(Figure collection entries)
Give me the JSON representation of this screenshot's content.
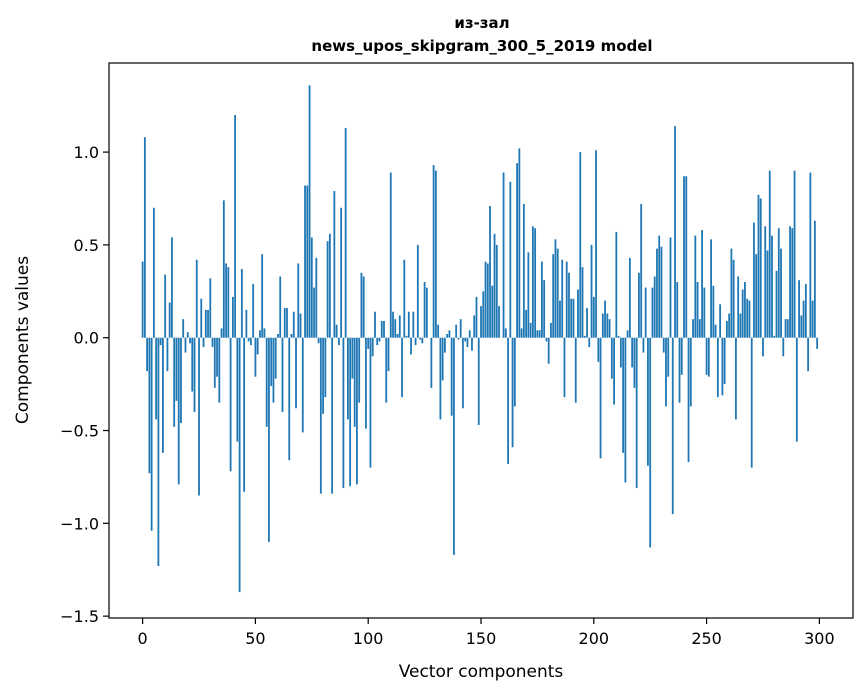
{
  "chart_data": {
    "type": "bar",
    "title_line1": "из-зал",
    "title_line2": "news_upos_skipgram_300_5_2019 model",
    "xlabel": "Vector components",
    "ylabel": "Components values",
    "xlim": [
      -14.9,
      314.9
    ],
    "ylim": [
      -1.51,
      1.48
    ],
    "xticks": [
      0,
      50,
      100,
      150,
      200,
      250,
      300
    ],
    "yticks": [
      -1.5,
      -1.0,
      -0.5,
      0.0,
      0.5,
      1.0
    ],
    "ytick_labels": [
      "−1.5",
      "−1.0",
      "−0.5",
      "0.0",
      "0.5",
      "1.0"
    ],
    "bar_color": "#1f77b4",
    "grid": false,
    "x": [
      0,
      1,
      2,
      3,
      4,
      5,
      6,
      7,
      8,
      9,
      10,
      11,
      12,
      13,
      14,
      15,
      16,
      17,
      18,
      19,
      20,
      21,
      22,
      23,
      24,
      25,
      26,
      27,
      28,
      29,
      30,
      31,
      32,
      33,
      34,
      35,
      36,
      37,
      38,
      39,
      40,
      41,
      42,
      43,
      44,
      45,
      46,
      47,
      48,
      49,
      50,
      51,
      52,
      53,
      54,
      55,
      56,
      57,
      58,
      59,
      60,
      61,
      62,
      63,
      64,
      65,
      66,
      67,
      68,
      69,
      70,
      71,
      72,
      73,
      74,
      75,
      76,
      77,
      78,
      79,
      80,
      81,
      82,
      83,
      84,
      85,
      86,
      87,
      88,
      89,
      90,
      91,
      92,
      93,
      94,
      95,
      96,
      97,
      98,
      99,
      100,
      101,
      102,
      103,
      104,
      105,
      106,
      107,
      108,
      109,
      110,
      111,
      112,
      113,
      114,
      115,
      116,
      117,
      118,
      119,
      120,
      121,
      122,
      123,
      124,
      125,
      126,
      127,
      128,
      129,
      130,
      131,
      132,
      133,
      134,
      135,
      136,
      137,
      138,
      139,
      140,
      141,
      142,
      143,
      144,
      145,
      146,
      147,
      148,
      149,
      150,
      151,
      152,
      153,
      154,
      155,
      156,
      157,
      158,
      159,
      160,
      161,
      162,
      163,
      164,
      165,
      166,
      167,
      168,
      169,
      170,
      171,
      172,
      173,
      174,
      175,
      176,
      177,
      178,
      179,
      180,
      181,
      182,
      183,
      184,
      185,
      186,
      187,
      188,
      189,
      190,
      191,
      192,
      193,
      194,
      195,
      196,
      197,
      198,
      199,
      200,
      201,
      202,
      203,
      204,
      205,
      206,
      207,
      208,
      209,
      210,
      211,
      212,
      213,
      214,
      215,
      216,
      217,
      218,
      219,
      220,
      221,
      222,
      223,
      224,
      225,
      226,
      227,
      228,
      229,
      230,
      231,
      232,
      233,
      234,
      235,
      236,
      237,
      238,
      239,
      240,
      241,
      242,
      243,
      244,
      245,
      246,
      247,
      248,
      249,
      250,
      251,
      252,
      253,
      254,
      255,
      256,
      257,
      258,
      259,
      260,
      261,
      262,
      263,
      264,
      265,
      266,
      267,
      268,
      269,
      270,
      271,
      272,
      273,
      274,
      275,
      276,
      277,
      278,
      279,
      280,
      281,
      282,
      283,
      284,
      285,
      286,
      287,
      288,
      289,
      290,
      291,
      292,
      293,
      294,
      295,
      296,
      297,
      298,
      299
    ],
    "values": [
      0.41,
      1.08,
      -0.18,
      -0.73,
      -1.04,
      0.7,
      -0.44,
      -1.23,
      -0.04,
      -0.62,
      0.34,
      -0.18,
      0.19,
      0.54,
      -0.48,
      -0.34,
      -0.79,
      -0.46,
      0.1,
      -0.08,
      0.03,
      -0.03,
      -0.29,
      -0.4,
      0.42,
      -0.85,
      0.21,
      -0.05,
      0.15,
      0.15,
      0.32,
      -0.05,
      -0.27,
      -0.21,
      -0.35,
      0.05,
      0.74,
      0.4,
      0.38,
      -0.72,
      0.22,
      1.2,
      -0.56,
      -1.37,
      0.37,
      -0.83,
      0.15,
      -0.02,
      -0.04,
      0.29,
      -0.21,
      -0.09,
      0.04,
      0.45,
      0.05,
      -0.48,
      -1.1,
      -0.26,
      -0.35,
      -0.22,
      0.02,
      0.33,
      -0.4,
      0.16,
      0.16,
      -0.66,
      0.02,
      0.14,
      -0.38,
      0.4,
      0.13,
      -0.51,
      0.82,
      0.82,
      1.36,
      0.54,
      0.27,
      0.43,
      -0.03,
      -0.84,
      -0.41,
      -0.32,
      0.52,
      0.56,
      -0.84,
      0.79,
      0.07,
      -0.04,
      0.7,
      -0.81,
      1.13,
      -0.44,
      -0.8,
      -0.22,
      -0.48,
      -0.79,
      -0.35,
      0.35,
      0.33,
      -0.49,
      -0.06,
      -0.7,
      -0.1,
      0.14,
      -0.04,
      -0.02,
      0.09,
      0.09,
      -0.35,
      -0.18,
      0.89,
      0.14,
      0.1,
      0.02,
      0.12,
      -0.32,
      0.42,
      0.01,
      0.14,
      -0.09,
      0.14,
      -0.04,
      0.5,
      -0.01,
      -0.03,
      0.3,
      0.27,
      0.0,
      -0.27,
      0.93,
      0.9,
      0.07,
      -0.44,
      -0.23,
      -0.08,
      0.02,
      0.04,
      -0.42,
      -1.17,
      0.07,
      -0.01,
      0.1,
      -0.38,
      -0.02,
      -0.05,
      0.04,
      -0.07,
      0.12,
      0.22,
      -0.47,
      0.17,
      0.25,
      0.41,
      0.4,
      0.71,
      0.28,
      0.56,
      0.5,
      0.17,
      0.0,
      0.89,
      0.05,
      -0.68,
      0.84,
      -0.59,
      -0.37,
      0.94,
      1.02,
      0.05,
      0.72,
      0.15,
      0.46,
      0.08,
      0.6,
      0.59,
      0.04,
      0.04,
      0.41,
      0.31,
      -0.02,
      -0.14,
      0.08,
      0.45,
      0.53,
      0.48,
      0.2,
      0.42,
      -0.32,
      0.41,
      0.35,
      0.21,
      0.21,
      -0.35,
      0.26,
      1.0,
      0.38,
      0.01,
      0.16,
      -0.05,
      0.5,
      0.22,
      1.01,
      -0.13,
      -0.65,
      0.13,
      0.2,
      0.13,
      0.1,
      -0.22,
      -0.36,
      0.57,
      0.01,
      -0.16,
      -0.62,
      -0.78,
      0.04,
      0.43,
      -0.16,
      -0.27,
      -0.81,
      0.35,
      0.72,
      -0.08,
      0.27,
      -0.69,
      -1.13,
      0.27,
      0.33,
      0.48,
      0.55,
      0.49,
      -0.08,
      -0.37,
      -0.21,
      0.54,
      -0.95,
      1.14,
      0.3,
      -0.35,
      -0.2,
      0.87,
      0.87,
      -0.67,
      -0.37,
      0.1,
      0.55,
      0.3,
      0.1,
      0.58,
      0.27,
      -0.2,
      -0.21,
      0.53,
      0.28,
      0.07,
      -0.32,
      0.18,
      -0.31,
      -0.25,
      0.09,
      0.13,
      0.48,
      0.42,
      -0.44,
      0.33,
      0.13,
      0.26,
      0.3,
      0.21,
      0.2,
      -0.7,
      0.62,
      0.45,
      0.77,
      0.75,
      -0.1,
      0.6,
      0.47,
      0.9,
      0.55,
      0.01,
      0.36,
      0.59,
      0.48,
      -0.1,
      0.1,
      0.1,
      0.6,
      0.59,
      0.9,
      -0.56,
      0.31,
      0.12,
      0.2,
      0.29,
      -0.18,
      0.89,
      0.2,
      0.63,
      -0.06
    ]
  }
}
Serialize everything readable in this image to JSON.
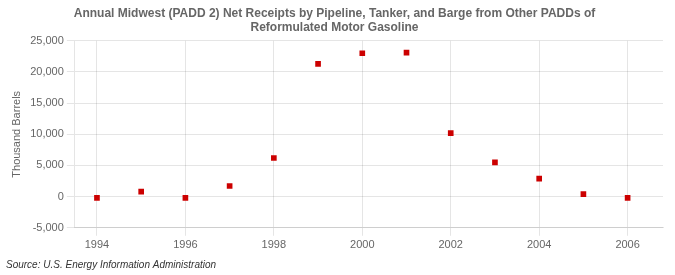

▸ **What you will do**:
Repeat the full listing above exactly, with no pictures in the copy.

▸ **Answer in full**:
Give me the JSON representation of this screenshot's content.
{
  "chart_data": {
    "type": "bar",
    "title_line1": "из-зал",
    "title_line2": "news_upos_skipgram_300_5_2019 model",
    "xlabel": "Vector components",
    "ylabel": "Components values",
    "xlim": [
      -14.9,
      314.9
    ],
    "ylim": [
      -1.51,
      1.48
    ],
    "xticks": [
      0,
      50,
      100,
      150,
      200,
      250,
      300
    ],
    "yticks": [
      -1.5,
      -1.0,
      -0.5,
      0.0,
      0.5,
      1.0
    ],
    "ytick_labels": [
      "−1.5",
      "−1.0",
      "−0.5",
      "0.0",
      "0.5",
      "1.0"
    ],
    "bar_color": "#1f77b4",
    "grid": false,
    "x": [
      0,
      1,
      2,
      3,
      4,
      5,
      6,
      7,
      8,
      9,
      10,
      11,
      12,
      13,
      14,
      15,
      16,
      17,
      18,
      19,
      20,
      21,
      22,
      23,
      24,
      25,
      26,
      27,
      28,
      29,
      30,
      31,
      32,
      33,
      34,
      35,
      36,
      37,
      38,
      39,
      40,
      41,
      42,
      43,
      44,
      45,
      46,
      47,
      48,
      49,
      50,
      51,
      52,
      53,
      54,
      55,
      56,
      57,
      58,
      59,
      60,
      61,
      62,
      63,
      64,
      65,
      66,
      67,
      68,
      69,
      70,
      71,
      72,
      73,
      74,
      75,
      76,
      77,
      78,
      79,
      80,
      81,
      82,
      83,
      84,
      85,
      86,
      87,
      88,
      89,
      90,
      91,
      92,
      93,
      94,
      95,
      96,
      97,
      98,
      99,
      100,
      101,
      102,
      103,
      104,
      105,
      106,
      107,
      108,
      109,
      110,
      111,
      112,
      113,
      114,
      115,
      116,
      117,
      118,
      119,
      120,
      121,
      122,
      123,
      124,
      125,
      126,
      127,
      128,
      129,
      130,
      131,
      132,
      133,
      134,
      135,
      136,
      137,
      138,
      139,
      140,
      141,
      142,
      143,
      144,
      145,
      146,
      147,
      148,
      149,
      150,
      151,
      152,
      153,
      154,
      155,
      156,
      157,
      158,
      159,
      160,
      161,
      162,
      163,
      164,
      165,
      166,
      167,
      168,
      169,
      170,
      171,
      172,
      173,
      174,
      175,
      176,
      177,
      178,
      179,
      180,
      181,
      182,
      183,
      184,
      185,
      186,
      187,
      188,
      189,
      190,
      191,
      192,
      193,
      194,
      195,
      196,
      197,
      198,
      199,
      200,
      201,
      202,
      203,
      204,
      205,
      206,
      207,
      208,
      209,
      210,
      211,
      212,
      213,
      214,
      215,
      216,
      217,
      218,
      219,
      220,
      221,
      222,
      223,
      224,
      225,
      226,
      227,
      228,
      229,
      230,
      231,
      232,
      233,
      234,
      235,
      236,
      237,
      238,
      239,
      240,
      241,
      242,
      243,
      244,
      245,
      246,
      247,
      248,
      249,
      250,
      251,
      252,
      253,
      254,
      255,
      256,
      257,
      258,
      259,
      260,
      261,
      262,
      263,
      264,
      265,
      266,
      267,
      268,
      269,
      270,
      271,
      272,
      273,
      274,
      275,
      276,
      277,
      278,
      279,
      280,
      281,
      282,
      283,
      284,
      285,
      286,
      287,
      288,
      289,
      290,
      291,
      292,
      293,
      294,
      295,
      296,
      297,
      298,
      299
    ],
    "values": [
      0.41,
      1.08,
      -0.18,
      -0.73,
      -1.04,
      0.7,
      -0.44,
      -1.23,
      -0.04,
      -0.62,
      0.34,
      -0.18,
      0.19,
      0.54,
      -0.48,
      -0.34,
      -0.79,
      -0.46,
      0.1,
      -0.08,
      0.03,
      -0.03,
      -0.29,
      -0.4,
      0.42,
      -0.85,
      0.21,
      -0.05,
      0.15,
      0.15,
      0.32,
      -0.05,
      -0.27,
      -0.21,
      -0.35,
      0.05,
      0.74,
      0.4,
      0.38,
      -0.72,
      0.22,
      1.2,
      -0.56,
      -1.37,
      0.37,
      -0.83,
      0.15,
      -0.02,
      -0.04,
      0.29,
      -0.21,
      -0.09,
      0.04,
      0.45,
      0.05,
      -0.48,
      -1.1,
      -0.26,
      -0.35,
      -0.22,
      0.02,
      0.33,
      -0.4,
      0.16,
      0.16,
      -0.66,
      0.02,
      0.14,
      -0.38,
      0.4,
      0.13,
      -0.51,
      0.82,
      0.82,
      1.36,
      0.54,
      0.27,
      0.43,
      -0.03,
      -0.84,
      -0.41,
      -0.32,
      0.52,
      0.56,
      -0.84,
      0.79,
      0.07,
      -0.04,
      0.7,
      -0.81,
      1.13,
      -0.44,
      -0.8,
      -0.22,
      -0.48,
      -0.79,
      -0.35,
      0.35,
      0.33,
      -0.49,
      -0.06,
      -0.7,
      -0.1,
      0.14,
      -0.04,
      -0.02,
      0.09,
      0.09,
      -0.35,
      -0.18,
      0.89,
      0.14,
      0.1,
      0.02,
      0.12,
      -0.32,
      0.42,
      0.01,
      0.14,
      -0.09,
      0.14,
      -0.04,
      0.5,
      -0.01,
      -0.03,
      0.3,
      0.27,
      0.0,
      -0.27,
      0.93,
      0.9,
      0.07,
      -0.44,
      -0.23,
      -0.08,
      0.02,
      0.04,
      -0.42,
      -1.17,
      0.07,
      -0.01,
      0.1,
      -0.38,
      -0.02,
      -0.05,
      0.04,
      -0.07,
      0.12,
      0.22,
      -0.47,
      0.17,
      0.25,
      0.41,
      0.4,
      0.71,
      0.28,
      0.56,
      0.5,
      0.17,
      0.0,
      0.89,
      0.05,
      -0.68,
      0.84,
      -0.59,
      -0.37,
      0.94,
      1.02,
      0.05,
      0.72,
      0.15,
      0.46,
      0.08,
      0.6,
      0.59,
      0.04,
      0.04,
      0.41,
      0.31,
      -0.02,
      -0.14,
      0.08,
      0.45,
      0.53,
      0.48,
      0.2,
      0.42,
      -0.32,
      0.41,
      0.35,
      0.21,
      0.21,
      -0.35,
      0.26,
      1.0,
      0.38,
      0.01,
      0.16,
      -0.05,
      0.5,
      0.22,
      1.01,
      -0.13,
      -0.65,
      0.13,
      0.2,
      0.13,
      0.1,
      -0.22,
      -0.36,
      0.57,
      0.01,
      -0.16,
      -0.62,
      -0.78,
      0.04,
      0.43,
      -0.16,
      -0.27,
      -0.81,
      0.35,
      0.72,
      -0.08,
      0.27,
      -0.69,
      -1.13,
      0.27,
      0.33,
      0.48,
      0.55,
      0.49,
      -0.08,
      -0.37,
      -0.21,
      0.54,
      -0.95,
      1.14,
      0.3,
      -0.35,
      -0.2,
      0.87,
      0.87,
      -0.67,
      -0.37,
      0.1,
      0.55,
      0.3,
      0.1,
      0.58,
      0.27,
      -0.2,
      -0.21,
      0.53,
      0.28,
      0.07,
      -0.32,
      0.18,
      -0.31,
      -0.25,
      0.09,
      0.13,
      0.48,
      0.42,
      -0.44,
      0.33,
      0.13,
      0.26,
      0.3,
      0.21,
      0.2,
      -0.7,
      0.62,
      0.45,
      0.77,
      0.75,
      -0.1,
      0.6,
      0.47,
      0.9,
      0.55,
      0.01,
      0.36,
      0.59,
      0.48,
      -0.1,
      0.1,
      0.1,
      0.6,
      0.59,
      0.9,
      -0.56,
      0.31,
      0.12,
      0.2,
      0.29,
      -0.18,
      0.89,
      0.2,
      0.63,
      -0.06
    ]
  }
}
Serialize everything readable in this image to JSON.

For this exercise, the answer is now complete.